■ EXERCISE BRIEF ■
In your copy, repeat the records exactly and leave out the pictures.

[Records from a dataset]
-.-.-

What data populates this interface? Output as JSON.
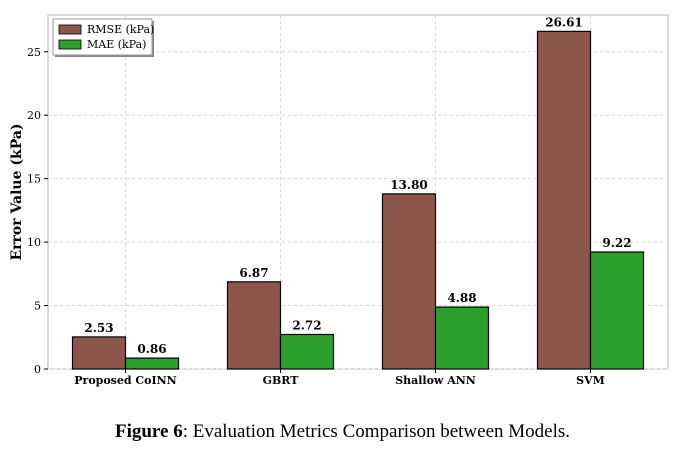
{
  "chart_data": {
    "type": "bar",
    "categories": [
      "Proposed CoINN",
      "GBRT",
      "Shallow ANN",
      "SVM"
    ],
    "series": [
      {
        "name": "RMSE (kPa)",
        "color": "#8c564b",
        "values": [
          2.53,
          6.87,
          13.8,
          26.61
        ],
        "labels": [
          "2.53",
          "6.87",
          "13.80",
          "26.61"
        ]
      },
      {
        "name": "MAE (kPa)",
        "color": "#2ca02c",
        "values": [
          0.86,
          2.72,
          4.88,
          9.22
        ],
        "labels": [
          "0.86",
          "2.72",
          "4.88",
          "9.22"
        ]
      }
    ],
    "ylabel": "Error Value (kPa)",
    "xlabel": "",
    "ylim": [
      0,
      27.9
    ],
    "yticks": [
      0,
      5,
      10,
      15,
      20,
      25
    ],
    "grid": true,
    "legend_position": "top-left"
  },
  "caption": {
    "prefix": "Figure 6",
    "text": ": Evaluation Metrics Comparison between Models."
  }
}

-.-.-

■ SOLUTION TO THIS EXERCISE ■
What data populates this interface? Output as JSON.
{
  "chart_data": {
    "type": "bar",
    "categories": [
      "Proposed CoINN",
      "GBRT",
      "Shallow ANN",
      "SVM"
    ],
    "series": [
      {
        "name": "RMSE (kPa)",
        "color": "#8c564b",
        "values": [
          2.53,
          6.87,
          13.8,
          26.61
        ],
        "labels": [
          "2.53",
          "6.87",
          "13.80",
          "26.61"
        ]
      },
      {
        "name": "MAE (kPa)",
        "color": "#2ca02c",
        "values": [
          0.86,
          2.72,
          4.88,
          9.22
        ],
        "labels": [
          "0.86",
          "2.72",
          "4.88",
          "9.22"
        ]
      }
    ],
    "ylabel": "Error Value (kPa)",
    "xlabel": "",
    "ylim": [
      0,
      27.9
    ],
    "yticks": [
      0,
      5,
      10,
      15,
      20,
      25
    ],
    "grid": true,
    "legend_position": "top-left"
  },
  "caption": {
    "prefix": "Figure 6",
    "text": ": Evaluation Metrics Comparison between Models."
  }
}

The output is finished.